▶ _THE INPUT_:
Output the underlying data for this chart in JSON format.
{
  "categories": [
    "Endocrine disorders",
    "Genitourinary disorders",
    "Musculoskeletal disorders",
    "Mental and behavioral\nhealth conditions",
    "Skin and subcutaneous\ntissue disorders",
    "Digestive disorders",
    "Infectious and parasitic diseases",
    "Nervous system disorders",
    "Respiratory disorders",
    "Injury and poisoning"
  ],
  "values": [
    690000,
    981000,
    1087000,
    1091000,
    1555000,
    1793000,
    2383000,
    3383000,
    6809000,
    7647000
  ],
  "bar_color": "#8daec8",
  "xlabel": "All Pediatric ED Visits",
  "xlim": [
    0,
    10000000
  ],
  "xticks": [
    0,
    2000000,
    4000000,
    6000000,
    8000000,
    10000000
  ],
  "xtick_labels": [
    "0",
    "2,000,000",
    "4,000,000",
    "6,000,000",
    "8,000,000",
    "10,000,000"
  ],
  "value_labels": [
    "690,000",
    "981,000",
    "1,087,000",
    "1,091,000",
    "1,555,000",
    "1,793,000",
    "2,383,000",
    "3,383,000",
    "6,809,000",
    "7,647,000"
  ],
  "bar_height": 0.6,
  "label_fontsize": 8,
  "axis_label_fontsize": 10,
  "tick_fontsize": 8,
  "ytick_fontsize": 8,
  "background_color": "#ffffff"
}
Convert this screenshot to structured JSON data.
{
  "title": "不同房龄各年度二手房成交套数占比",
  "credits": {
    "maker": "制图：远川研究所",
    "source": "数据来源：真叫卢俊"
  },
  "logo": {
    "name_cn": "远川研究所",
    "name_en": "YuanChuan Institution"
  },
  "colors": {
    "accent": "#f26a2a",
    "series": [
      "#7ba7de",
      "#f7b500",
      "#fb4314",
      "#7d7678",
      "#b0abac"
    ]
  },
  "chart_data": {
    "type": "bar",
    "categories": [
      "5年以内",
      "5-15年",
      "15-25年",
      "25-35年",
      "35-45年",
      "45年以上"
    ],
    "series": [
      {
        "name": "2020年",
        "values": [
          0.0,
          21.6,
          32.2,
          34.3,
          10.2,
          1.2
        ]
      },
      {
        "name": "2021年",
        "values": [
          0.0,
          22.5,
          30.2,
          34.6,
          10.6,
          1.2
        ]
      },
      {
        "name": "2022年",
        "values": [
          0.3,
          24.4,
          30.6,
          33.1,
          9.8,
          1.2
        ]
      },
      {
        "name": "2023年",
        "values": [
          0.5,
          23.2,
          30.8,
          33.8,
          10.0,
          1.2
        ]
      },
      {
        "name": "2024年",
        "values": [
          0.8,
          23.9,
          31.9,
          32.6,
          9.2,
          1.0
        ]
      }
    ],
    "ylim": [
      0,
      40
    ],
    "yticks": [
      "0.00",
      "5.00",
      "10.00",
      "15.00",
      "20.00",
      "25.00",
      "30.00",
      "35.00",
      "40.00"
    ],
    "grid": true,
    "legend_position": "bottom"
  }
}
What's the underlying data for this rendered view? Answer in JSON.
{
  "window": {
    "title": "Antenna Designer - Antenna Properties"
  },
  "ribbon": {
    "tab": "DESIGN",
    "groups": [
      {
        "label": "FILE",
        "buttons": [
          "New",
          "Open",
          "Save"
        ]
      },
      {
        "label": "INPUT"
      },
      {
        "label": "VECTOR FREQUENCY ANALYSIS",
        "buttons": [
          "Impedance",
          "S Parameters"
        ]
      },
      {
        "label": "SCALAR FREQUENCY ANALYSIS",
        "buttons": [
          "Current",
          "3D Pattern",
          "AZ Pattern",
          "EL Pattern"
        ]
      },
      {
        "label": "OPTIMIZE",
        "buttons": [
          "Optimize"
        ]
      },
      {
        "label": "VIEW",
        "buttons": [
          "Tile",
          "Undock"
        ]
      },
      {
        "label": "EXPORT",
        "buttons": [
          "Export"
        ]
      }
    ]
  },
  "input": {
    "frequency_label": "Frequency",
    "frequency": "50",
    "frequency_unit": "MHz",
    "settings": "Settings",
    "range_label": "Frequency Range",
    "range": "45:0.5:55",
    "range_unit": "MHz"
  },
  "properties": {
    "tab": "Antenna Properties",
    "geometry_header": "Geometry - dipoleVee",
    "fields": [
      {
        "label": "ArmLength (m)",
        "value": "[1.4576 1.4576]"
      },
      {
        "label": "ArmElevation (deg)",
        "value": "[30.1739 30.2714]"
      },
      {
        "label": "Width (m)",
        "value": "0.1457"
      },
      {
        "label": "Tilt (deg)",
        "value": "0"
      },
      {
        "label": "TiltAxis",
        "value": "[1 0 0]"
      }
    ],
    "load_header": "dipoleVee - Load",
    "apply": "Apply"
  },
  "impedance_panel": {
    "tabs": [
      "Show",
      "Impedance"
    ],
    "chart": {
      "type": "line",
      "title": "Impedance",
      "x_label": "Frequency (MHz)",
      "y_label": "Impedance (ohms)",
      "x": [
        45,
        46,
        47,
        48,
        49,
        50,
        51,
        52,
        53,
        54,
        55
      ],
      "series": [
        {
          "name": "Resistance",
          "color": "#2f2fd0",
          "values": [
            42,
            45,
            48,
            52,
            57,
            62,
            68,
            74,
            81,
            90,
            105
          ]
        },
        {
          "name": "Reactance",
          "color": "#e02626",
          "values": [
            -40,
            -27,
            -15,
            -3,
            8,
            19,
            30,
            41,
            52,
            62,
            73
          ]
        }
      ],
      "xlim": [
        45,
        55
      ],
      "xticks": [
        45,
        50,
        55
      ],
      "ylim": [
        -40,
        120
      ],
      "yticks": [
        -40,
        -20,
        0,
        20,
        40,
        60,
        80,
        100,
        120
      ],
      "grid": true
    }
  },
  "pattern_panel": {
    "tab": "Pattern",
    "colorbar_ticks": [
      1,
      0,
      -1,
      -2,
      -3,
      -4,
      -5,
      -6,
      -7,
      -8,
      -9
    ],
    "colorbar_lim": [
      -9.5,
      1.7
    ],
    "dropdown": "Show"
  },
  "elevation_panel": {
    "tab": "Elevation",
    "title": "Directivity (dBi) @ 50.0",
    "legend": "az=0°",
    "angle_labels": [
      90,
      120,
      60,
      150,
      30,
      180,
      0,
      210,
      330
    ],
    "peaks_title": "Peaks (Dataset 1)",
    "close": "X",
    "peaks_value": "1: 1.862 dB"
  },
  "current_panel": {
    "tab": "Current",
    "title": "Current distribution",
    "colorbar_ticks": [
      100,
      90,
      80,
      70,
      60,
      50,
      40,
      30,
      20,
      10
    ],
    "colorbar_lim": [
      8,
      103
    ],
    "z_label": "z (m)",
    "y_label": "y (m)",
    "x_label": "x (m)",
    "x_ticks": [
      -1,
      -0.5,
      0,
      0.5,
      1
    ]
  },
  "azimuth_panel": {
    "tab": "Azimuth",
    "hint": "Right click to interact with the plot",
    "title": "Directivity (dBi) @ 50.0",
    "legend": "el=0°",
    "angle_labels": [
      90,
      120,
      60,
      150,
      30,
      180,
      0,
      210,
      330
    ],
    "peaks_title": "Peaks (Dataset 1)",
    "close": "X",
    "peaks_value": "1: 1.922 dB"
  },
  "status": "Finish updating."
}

▶ _GIVEN REQUEST_: Every line of the records above needs to be given again exactly.

▶ _CORRECT RESPONSE_:
Output the underlying data for this chart in JSON format.
{
  "categories": [
    "Endocrine disorders",
    "Genitourinary disorders",
    "Musculoskeletal disorders",
    "Mental and behavioral\nhealth conditions",
    "Skin and subcutaneous\ntissue disorders",
    "Digestive disorders",
    "Infectious and parasitic diseases",
    "Nervous system disorders",
    "Respiratory disorders",
    "Injury and poisoning"
  ],
  "values": [
    690000,
    981000,
    1087000,
    1091000,
    1555000,
    1793000,
    2383000,
    3383000,
    6809000,
    7647000
  ],
  "bar_color": "#8daec8",
  "xlabel": "All Pediatric ED Visits",
  "xlim": [
    0,
    10000000
  ],
  "xticks": [
    0,
    2000000,
    4000000,
    6000000,
    8000000,
    10000000
  ],
  "xtick_labels": [
    "0",
    "2,000,000",
    "4,000,000",
    "6,000,000",
    "8,000,000",
    "10,000,000"
  ],
  "value_labels": [
    "690,000",
    "981,000",
    "1,087,000",
    "1,091,000",
    "1,555,000",
    "1,793,000",
    "2,383,000",
    "3,383,000",
    "6,809,000",
    "7,647,000"
  ],
  "bar_height": 0.6,
  "label_fontsize": 8,
  "axis_label_fontsize": 10,
  "tick_fontsize": 8,
  "ytick_fontsize": 8,
  "background_color": "#ffffff"
}
Convert this screenshot to structured JSON data.
{
  "title": "不同房龄各年度二手房成交套数占比",
  "credits": {
    "maker": "制图：远川研究所",
    "source": "数据来源：真叫卢俊"
  },
  "logo": {
    "name_cn": "远川研究所",
    "name_en": "YuanChuan Institution"
  },
  "colors": {
    "accent": "#f26a2a",
    "series": [
      "#7ba7de",
      "#f7b500",
      "#fb4314",
      "#7d7678",
      "#b0abac"
    ]
  },
  "chart_data": {
    "type": "bar",
    "categories": [
      "5年以内",
      "5-15年",
      "15-25年",
      "25-35年",
      "35-45年",
      "45年以上"
    ],
    "series": [
      {
        "name": "2020年",
        "values": [
          0.0,
          21.6,
          32.2,
          34.3,
          10.2,
          1.2
        ]
      },
      {
        "name": "2021年",
        "values": [
          0.0,
          22.5,
          30.2,
          34.6,
          10.6,
          1.2
        ]
      },
      {
        "name": "2022年",
        "values": [
          0.3,
          24.4,
          30.6,
          33.1,
          9.8,
          1.2
        ]
      },
      {
        "name": "2023年",
        "values": [
          0.5,
          23.2,
          30.8,
          33.8,
          10.0,
          1.2
        ]
      },
      {
        "name": "2024年",
        "values": [
          0.8,
          23.9,
          31.9,
          32.6,
          9.2,
          1.0
        ]
      }
    ],
    "ylim": [
      0,
      40
    ],
    "yticks": [
      "0.00",
      "5.00",
      "10.00",
      "15.00",
      "20.00",
      "25.00",
      "30.00",
      "35.00",
      "40.00"
    ],
    "grid": true,
    "legend_position": "bottom"
  }
}
What's the underlying data for this rendered view? Answer in JSON.
{
  "window": {
    "title": "Antenna Designer - Antenna Properties"
  },
  "ribbon": {
    "tab": "DESIGN",
    "groups": [
      {
        "label": "FILE",
        "buttons": [
          "New",
          "Open",
          "Save"
        ]
      },
      {
        "label": "INPUT"
      },
      {
        "label": "VECTOR FREQUENCY ANALYSIS",
        "buttons": [
          "Impedance",
          "S Parameters"
        ]
      },
      {
        "label": "SCALAR FREQUENCY ANALYSIS",
        "buttons": [
          "Current",
          "3D Pattern",
          "AZ Pattern",
          "EL Pattern"
        ]
      },
      {
        "label": "OPTIMIZE",
        "buttons": [
          "Optimize"
        ]
      },
      {
        "label": "VIEW",
        "buttons": [
          "Tile",
          "Undock"
        ]
      },
      {
        "label": "EXPORT",
        "buttons": [
          "Export"
        ]
      }
    ]
  },
  "input": {
    "frequency_label": "Frequency",
    "frequency": "50",
    "frequency_unit": "MHz",
    "settings": "Settings",
    "range_label": "Frequency Range",
    "range": "45:0.5:55",
    "range_unit": "MHz"
  },
  "properties": {
    "tab": "Antenna Properties",
    "geometry_header": "Geometry - dipoleVee",
    "fields": [
      {
        "label": "ArmLength (m)",
        "value": "[1.4576 1.4576]"
      },
      {
        "label": "ArmElevation (deg)",
        "value": "[30.1739 30.2714]"
      },
      {
        "label": "Width (m)",
        "value": "0.1457"
      },
      {
        "label": "Tilt (deg)",
        "value": "0"
      },
      {
        "label": "TiltAxis",
        "value": "[1 0 0]"
      }
    ],
    "load_header": "dipoleVee - Load",
    "apply": "Apply"
  },
  "impedance_panel": {
    "tabs": [
      "Show",
      "Impedance"
    ],
    "chart": {
      "type": "line",
      "title": "Impedance",
      "x_label": "Frequency (MHz)",
      "y_label": "Impedance (ohms)",
      "x": [
        45,
        46,
        47,
        48,
        49,
        50,
        51,
        52,
        53,
        54,
        55
      ],
      "series": [
        {
          "name": "Resistance",
          "color": "#2f2fd0",
          "values": [
            42,
            45,
            48,
            52,
            57,
            62,
            68,
            74,
            81,
            90,
            105
          ]
        },
        {
          "name": "Reactance",
          "color": "#e02626",
          "values": [
            -40,
            -27,
            -15,
            -3,
            8,
            19,
            30,
            41,
            52,
            62,
            73
          ]
        }
      ],
      "xlim": [
        45,
        55
      ],
      "xticks": [
        45,
        50,
        55
      ],
      "ylim": [
        -40,
        120
      ],
      "yticks": [
        -40,
        -20,
        0,
        20,
        40,
        60,
        80,
        100,
        120
      ],
      "grid": true
    }
  },
  "pattern_panel": {
    "tab": "Pattern",
    "colorbar_ticks": [
      1,
      0,
      -1,
      -2,
      -3,
      -4,
      -5,
      -6,
      -7,
      -8,
      -9
    ],
    "colorbar_lim": [
      -9.5,
      1.7
    ],
    "dropdown": "Show"
  },
  "elevation_panel": {
    "tab": "Elevation",
    "title": "Directivity (dBi) @ 50.0",
    "legend": "az=0°",
    "angle_labels": [
      90,
      120,
      60,
      150,
      30,
      180,
      0,
      210,
      330
    ],
    "peaks_title": "Peaks (Dataset 1)",
    "close": "X",
    "peaks_value": "1: 1.862 dB"
  },
  "current_panel": {
    "tab": "Current",
    "title": "Current distribution",
    "colorbar_ticks": [
      100,
      90,
      80,
      70,
      60,
      50,
      40,
      30,
      20,
      10
    ],
    "colorbar_lim": [
      8,
      103
    ],
    "z_label": "z (m)",
    "y_label": "y (m)",
    "x_label": "x (m)",
    "x_ticks": [
      -1,
      -0.5,
      0,
      0.5,
      1
    ]
  },
  "azimuth_panel": {
    "tab": "Azimuth",
    "hint": "Right click to interact with the plot",
    "title": "Directivity (dBi) @ 50.0",
    "legend": "el=0°",
    "angle_labels": [
      90,
      120,
      60,
      150,
      30,
      180,
      0,
      210,
      330
    ],
    "peaks_title": "Peaks (Dataset 1)",
    "close": "X",
    "peaks_value": "1: 1.922 dB"
  },
  "status": "Finish updating."
}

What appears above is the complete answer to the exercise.